(Extracts from a graphics dataset)
####################
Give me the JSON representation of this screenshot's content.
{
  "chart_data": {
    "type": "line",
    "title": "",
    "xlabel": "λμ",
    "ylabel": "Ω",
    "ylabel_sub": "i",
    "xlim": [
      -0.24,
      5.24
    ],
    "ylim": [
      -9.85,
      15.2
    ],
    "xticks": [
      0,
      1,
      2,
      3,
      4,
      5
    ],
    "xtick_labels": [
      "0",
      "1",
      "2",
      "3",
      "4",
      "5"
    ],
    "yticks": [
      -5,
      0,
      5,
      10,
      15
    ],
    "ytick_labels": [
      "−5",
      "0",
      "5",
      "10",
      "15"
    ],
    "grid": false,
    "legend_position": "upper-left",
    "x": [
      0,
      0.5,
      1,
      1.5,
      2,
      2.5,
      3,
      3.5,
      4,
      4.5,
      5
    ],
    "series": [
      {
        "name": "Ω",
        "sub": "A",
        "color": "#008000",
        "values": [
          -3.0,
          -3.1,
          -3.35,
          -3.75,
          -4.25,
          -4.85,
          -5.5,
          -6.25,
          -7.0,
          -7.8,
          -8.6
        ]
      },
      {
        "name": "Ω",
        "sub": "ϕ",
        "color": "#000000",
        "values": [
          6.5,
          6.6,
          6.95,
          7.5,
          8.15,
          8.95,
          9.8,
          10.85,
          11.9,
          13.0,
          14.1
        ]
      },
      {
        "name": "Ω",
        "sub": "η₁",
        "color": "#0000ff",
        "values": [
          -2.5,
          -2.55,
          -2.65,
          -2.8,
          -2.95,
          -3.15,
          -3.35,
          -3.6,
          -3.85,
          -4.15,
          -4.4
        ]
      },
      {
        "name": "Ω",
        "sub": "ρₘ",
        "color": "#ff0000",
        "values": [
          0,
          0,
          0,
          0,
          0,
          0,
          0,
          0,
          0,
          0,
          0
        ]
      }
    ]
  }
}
####################
Transcribe the whole listing with nothing added or left out.

* Correct response:
Give me the JSON representation of this screenshot's content.
{
  "chart_data": {
    "type": "line",
    "title": "",
    "xlabel": "λμ",
    "ylabel": "Ω",
    "ylabel_sub": "i",
    "xlim": [
      -0.24,
      5.24
    ],
    "ylim": [
      -9.85,
      15.2
    ],
    "xticks": [
      0,
      1,
      2,
      3,
      4,
      5
    ],
    "xtick_labels": [
      "0",
      "1",
      "2",
      "3",
      "4",
      "5"
    ],
    "yticks": [
      -5,
      0,
      5,
      10,
      15
    ],
    "ytick_labels": [
      "−5",
      "0",
      "5",
      "10",
      "15"
    ],
    "grid": false,
    "legend_position": "upper-left",
    "x": [
      0,
      0.5,
      1,
      1.5,
      2,
      2.5,
      3,
      3.5,
      4,
      4.5,
      5
    ],
    "series": [
      {
        "name": "Ω",
        "sub": "A",
        "color": "#008000",
        "values": [
          -3.0,
          -3.1,
          -3.35,
          -3.75,
          -4.25,
          -4.85,
          -5.5,
          -6.25,
          -7.0,
          -7.8,
          -8.6
        ]
      },
      {
        "name": "Ω",
        "sub": "ϕ",
        "color": "#000000",
        "values": [
          6.5,
          6.6,
          6.95,
          7.5,
          8.15,
          8.95,
          9.8,
          10.85,
          11.9,
          13.0,
          14.1
        ]
      },
      {
        "name": "Ω",
        "sub": "η₁",
        "color": "#0000ff",
        "values": [
          -2.5,
          -2.55,
          -2.65,
          -2.8,
          -2.95,
          -3.15,
          -3.35,
          -3.6,
          -3.85,
          -4.15,
          -4.4
        ]
      },
      {
        "name": "Ω",
        "sub": "ρₘ",
        "color": "#ff0000",
        "values": [
          0,
          0,
          0,
          0,
          0,
          0,
          0,
          0,
          0,
          0,
          0
        ]
      }
    ]
  }
}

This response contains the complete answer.